## [To be done]
Write out the records beneath this line exactly as they appear, minus any images.

== Input rows ==

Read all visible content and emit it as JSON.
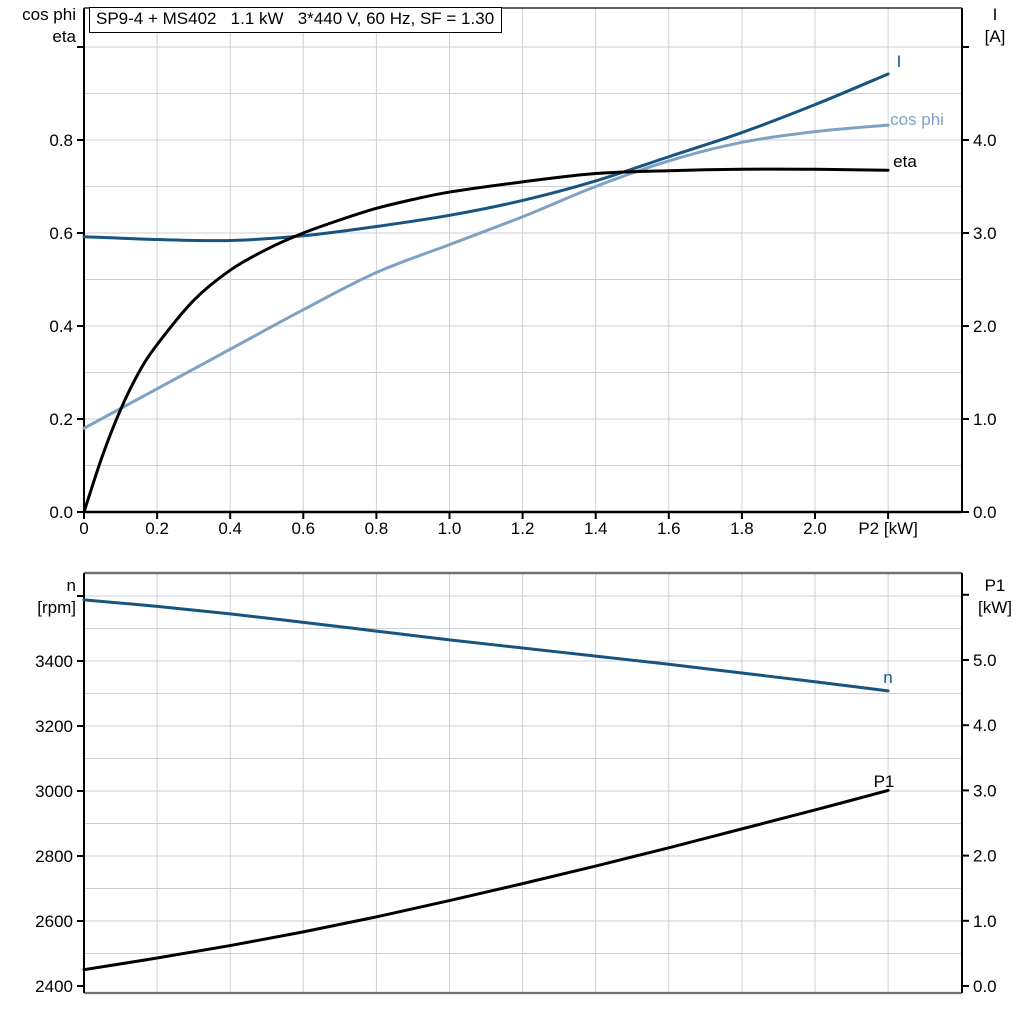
{
  "colors": {
    "dark_blue": "#175480",
    "light_blue": "#7fa2c3",
    "black": "#000000",
    "grid": "#cdd1d5",
    "frame_gray": "#6e7377",
    "axis": "#000000"
  },
  "chart_data": [
    {
      "type": "line",
      "title": "SP9-4 + MS402   1.1 kW   3*440 V, 60 Hz, SF = 1.30",
      "xlabel": "P2 [kW]",
      "grid": {
        "y_step_left_units": 0.1,
        "x_step": 0.2,
        "grid_on": true
      },
      "x_axis": {
        "lim": [
          0,
          2.4
        ],
        "ticks": [
          {
            "value": 0,
            "label": "0"
          },
          {
            "value": 0.2,
            "label": "0.2"
          },
          {
            "value": 0.4,
            "label": "0.4"
          },
          {
            "value": 0.6,
            "label": "0.6"
          },
          {
            "value": 0.8,
            "label": "0.8"
          },
          {
            "value": 1.0,
            "label": "1.0"
          },
          {
            "value": 1.2,
            "label": "1.2"
          },
          {
            "value": 1.4,
            "label": "1.4"
          },
          {
            "value": 1.6,
            "label": "1.6"
          },
          {
            "value": 1.8,
            "label": "1.8"
          },
          {
            "value": 2.0,
            "label": "2.0"
          },
          {
            "value": 2.2,
            "label": ""
          }
        ]
      },
      "left_axis": {
        "name_lines": [
          "cos phi",
          "eta"
        ],
        "lim": [
          0,
          1.08
        ],
        "ticks": [
          {
            "value": 0.0,
            "label": "0.0"
          },
          {
            "value": 0.2,
            "label": "0.2"
          },
          {
            "value": 0.4,
            "label": "0.4"
          },
          {
            "value": 0.6,
            "label": "0.6"
          },
          {
            "value": 0.8,
            "label": "0.8"
          },
          {
            "value": 1.0,
            "label": ""
          }
        ]
      },
      "right_axis": {
        "name_lines": [
          "I",
          "[A]"
        ],
        "lim": [
          0,
          5.4
        ],
        "ticks": [
          {
            "value": 0.0,
            "label": "0.0"
          },
          {
            "value": 1.0,
            "label": "1.0"
          },
          {
            "value": 2.0,
            "label": "2.0"
          },
          {
            "value": 3.0,
            "label": "3.0"
          },
          {
            "value": 4.0,
            "label": "4.0"
          },
          {
            "value": 5.0,
            "label": ""
          }
        ]
      },
      "series": [
        {
          "name": "I",
          "axis": "right",
          "color": "dark_blue",
          "x": [
            0,
            0.2,
            0.4,
            0.6,
            0.8,
            1.0,
            1.2,
            1.4,
            1.6,
            1.8,
            2.0,
            2.2
          ],
          "values": [
            2.96,
            2.93,
            2.92,
            2.97,
            3.07,
            3.19,
            3.35,
            3.56,
            3.82,
            4.08,
            4.38,
            4.71
          ]
        },
        {
          "name": "cos phi",
          "axis": "left",
          "color": "light_blue",
          "x": [
            0,
            0.2,
            0.4,
            0.6,
            0.8,
            1.0,
            1.2,
            1.4,
            1.6,
            1.8,
            2.0,
            2.2
          ],
          "values": [
            0.18,
            0.265,
            0.35,
            0.435,
            0.515,
            0.575,
            0.635,
            0.7,
            0.755,
            0.795,
            0.818,
            0.832
          ]
        },
        {
          "name": "eta",
          "axis": "left",
          "color": "black",
          "x": [
            0,
            0.05,
            0.1,
            0.15,
            0.2,
            0.3,
            0.4,
            0.5,
            0.6,
            0.7,
            0.8,
            0.9,
            1.0,
            1.2,
            1.4,
            1.6,
            1.8,
            2.0,
            2.2
          ],
          "values": [
            0,
            0.12,
            0.22,
            0.3,
            0.36,
            0.455,
            0.52,
            0.565,
            0.6,
            0.628,
            0.653,
            0.672,
            0.688,
            0.71,
            0.728,
            0.734,
            0.737,
            0.737,
            0.735
          ]
        }
      ]
    },
    {
      "type": "line",
      "title": "",
      "xlabel": "",
      "grid": {
        "y_step_left_units": 100,
        "x_step": 0.2,
        "grid_on": true
      },
      "x_axis": {
        "lim": [
          0,
          2.4
        ],
        "ticks": []
      },
      "left_axis": {
        "name_lines": [
          "n",
          "[rpm]"
        ],
        "lim": [
          2400,
          3670
        ],
        "ticks": [
          {
            "value": 2400,
            "label": "2400"
          },
          {
            "value": 2600,
            "label": "2600"
          },
          {
            "value": 2800,
            "label": "2800"
          },
          {
            "value": 3000,
            "label": "3000"
          },
          {
            "value": 3200,
            "label": "3200"
          },
          {
            "value": 3400,
            "label": "3400"
          },
          {
            "value": 3600,
            "label": ""
          }
        ]
      },
      "right_axis": {
        "name_lines": [
          "P1",
          "[kW]"
        ],
        "lim": [
          0,
          6.3
        ],
        "ticks": [
          {
            "value": 0.0,
            "label": "0.0"
          },
          {
            "value": 1.0,
            "label": "1.0"
          },
          {
            "value": 2.0,
            "label": "2.0"
          },
          {
            "value": 3.0,
            "label": "3.0"
          },
          {
            "value": 4.0,
            "label": "4.0"
          },
          {
            "value": 5.0,
            "label": "5.0"
          },
          {
            "value": 6.0,
            "label": ""
          }
        ]
      },
      "series": [
        {
          "name": "n",
          "axis": "left",
          "color": "dark_blue",
          "x": [
            0,
            0.2,
            0.4,
            0.6,
            0.8,
            1.0,
            1.2,
            1.4,
            1.6,
            1.8,
            2.0,
            2.2
          ],
          "values": [
            3588,
            3568,
            3545,
            3519,
            3492,
            3465,
            3440,
            3415,
            3390,
            3363,
            3336,
            3308
          ]
        },
        {
          "name": "P1",
          "axis": "right",
          "color": "black",
          "x": [
            0,
            0.2,
            0.4,
            0.6,
            0.8,
            1.0,
            1.2,
            1.4,
            1.6,
            1.8,
            2.0,
            2.2
          ],
          "values": [
            0.25,
            0.43,
            0.62,
            0.83,
            1.06,
            1.31,
            1.57,
            1.84,
            2.12,
            2.41,
            2.7,
            3.0
          ]
        }
      ]
    }
  ]
}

===

## [Response to this task]
Read all visible content and emit it as JSON.
{
  "colors": {
    "dark_blue": "#175480",
    "light_blue": "#7fa2c3",
    "black": "#000000",
    "grid": "#cdd1d5",
    "frame_gray": "#6e7377",
    "axis": "#000000"
  },
  "chart_data": [
    {
      "type": "line",
      "title": "SP9-4 + MS402   1.1 kW   3*440 V, 60 Hz, SF = 1.30",
      "xlabel": "P2 [kW]",
      "grid": {
        "y_step_left_units": 0.1,
        "x_step": 0.2,
        "grid_on": true
      },
      "x_axis": {
        "lim": [
          0,
          2.4
        ],
        "ticks": [
          {
            "value": 0,
            "label": "0"
          },
          {
            "value": 0.2,
            "label": "0.2"
          },
          {
            "value": 0.4,
            "label": "0.4"
          },
          {
            "value": 0.6,
            "label": "0.6"
          },
          {
            "value": 0.8,
            "label": "0.8"
          },
          {
            "value": 1.0,
            "label": "1.0"
          },
          {
            "value": 1.2,
            "label": "1.2"
          },
          {
            "value": 1.4,
            "label": "1.4"
          },
          {
            "value": 1.6,
            "label": "1.6"
          },
          {
            "value": 1.8,
            "label": "1.8"
          },
          {
            "value": 2.0,
            "label": "2.0"
          },
          {
            "value": 2.2,
            "label": ""
          }
        ]
      },
      "left_axis": {
        "name_lines": [
          "cos phi",
          "eta"
        ],
        "lim": [
          0,
          1.08
        ],
        "ticks": [
          {
            "value": 0.0,
            "label": "0.0"
          },
          {
            "value": 0.2,
            "label": "0.2"
          },
          {
            "value": 0.4,
            "label": "0.4"
          },
          {
            "value": 0.6,
            "label": "0.6"
          },
          {
            "value": 0.8,
            "label": "0.8"
          },
          {
            "value": 1.0,
            "label": ""
          }
        ]
      },
      "right_axis": {
        "name_lines": [
          "I",
          "[A]"
        ],
        "lim": [
          0,
          5.4
        ],
        "ticks": [
          {
            "value": 0.0,
            "label": "0.0"
          },
          {
            "value": 1.0,
            "label": "1.0"
          },
          {
            "value": 2.0,
            "label": "2.0"
          },
          {
            "value": 3.0,
            "label": "3.0"
          },
          {
            "value": 4.0,
            "label": "4.0"
          },
          {
            "value": 5.0,
            "label": ""
          }
        ]
      },
      "series": [
        {
          "name": "I",
          "axis": "right",
          "color": "dark_blue",
          "x": [
            0,
            0.2,
            0.4,
            0.6,
            0.8,
            1.0,
            1.2,
            1.4,
            1.6,
            1.8,
            2.0,
            2.2
          ],
          "values": [
            2.96,
            2.93,
            2.92,
            2.97,
            3.07,
            3.19,
            3.35,
            3.56,
            3.82,
            4.08,
            4.38,
            4.71
          ]
        },
        {
          "name": "cos phi",
          "axis": "left",
          "color": "light_blue",
          "x": [
            0,
            0.2,
            0.4,
            0.6,
            0.8,
            1.0,
            1.2,
            1.4,
            1.6,
            1.8,
            2.0,
            2.2
          ],
          "values": [
            0.18,
            0.265,
            0.35,
            0.435,
            0.515,
            0.575,
            0.635,
            0.7,
            0.755,
            0.795,
            0.818,
            0.832
          ]
        },
        {
          "name": "eta",
          "axis": "left",
          "color": "black",
          "x": [
            0,
            0.05,
            0.1,
            0.15,
            0.2,
            0.3,
            0.4,
            0.5,
            0.6,
            0.7,
            0.8,
            0.9,
            1.0,
            1.2,
            1.4,
            1.6,
            1.8,
            2.0,
            2.2
          ],
          "values": [
            0,
            0.12,
            0.22,
            0.3,
            0.36,
            0.455,
            0.52,
            0.565,
            0.6,
            0.628,
            0.653,
            0.672,
            0.688,
            0.71,
            0.728,
            0.734,
            0.737,
            0.737,
            0.735
          ]
        }
      ]
    },
    {
      "type": "line",
      "title": "",
      "xlabel": "",
      "grid": {
        "y_step_left_units": 100,
        "x_step": 0.2,
        "grid_on": true
      },
      "x_axis": {
        "lim": [
          0,
          2.4
        ],
        "ticks": []
      },
      "left_axis": {
        "name_lines": [
          "n",
          "[rpm]"
        ],
        "lim": [
          2400,
          3670
        ],
        "ticks": [
          {
            "value": 2400,
            "label": "2400"
          },
          {
            "value": 2600,
            "label": "2600"
          },
          {
            "value": 2800,
            "label": "2800"
          },
          {
            "value": 3000,
            "label": "3000"
          },
          {
            "value": 3200,
            "label": "3200"
          },
          {
            "value": 3400,
            "label": "3400"
          },
          {
            "value": 3600,
            "label": ""
          }
        ]
      },
      "right_axis": {
        "name_lines": [
          "P1",
          "[kW]"
        ],
        "lim": [
          0,
          6.3
        ],
        "ticks": [
          {
            "value": 0.0,
            "label": "0.0"
          },
          {
            "value": 1.0,
            "label": "1.0"
          },
          {
            "value": 2.0,
            "label": "2.0"
          },
          {
            "value": 3.0,
            "label": "3.0"
          },
          {
            "value": 4.0,
            "label": "4.0"
          },
          {
            "value": 5.0,
            "label": "5.0"
          },
          {
            "value": 6.0,
            "label": ""
          }
        ]
      },
      "series": [
        {
          "name": "n",
          "axis": "left",
          "color": "dark_blue",
          "x": [
            0,
            0.2,
            0.4,
            0.6,
            0.8,
            1.0,
            1.2,
            1.4,
            1.6,
            1.8,
            2.0,
            2.2
          ],
          "values": [
            3588,
            3568,
            3545,
            3519,
            3492,
            3465,
            3440,
            3415,
            3390,
            3363,
            3336,
            3308
          ]
        },
        {
          "name": "P1",
          "axis": "right",
          "color": "black",
          "x": [
            0,
            0.2,
            0.4,
            0.6,
            0.8,
            1.0,
            1.2,
            1.4,
            1.6,
            1.8,
            2.0,
            2.2
          ],
          "values": [
            0.25,
            0.43,
            0.62,
            0.83,
            1.06,
            1.31,
            1.57,
            1.84,
            2.12,
            2.41,
            2.7,
            3.0
          ]
        }
      ]
    }
  ]
}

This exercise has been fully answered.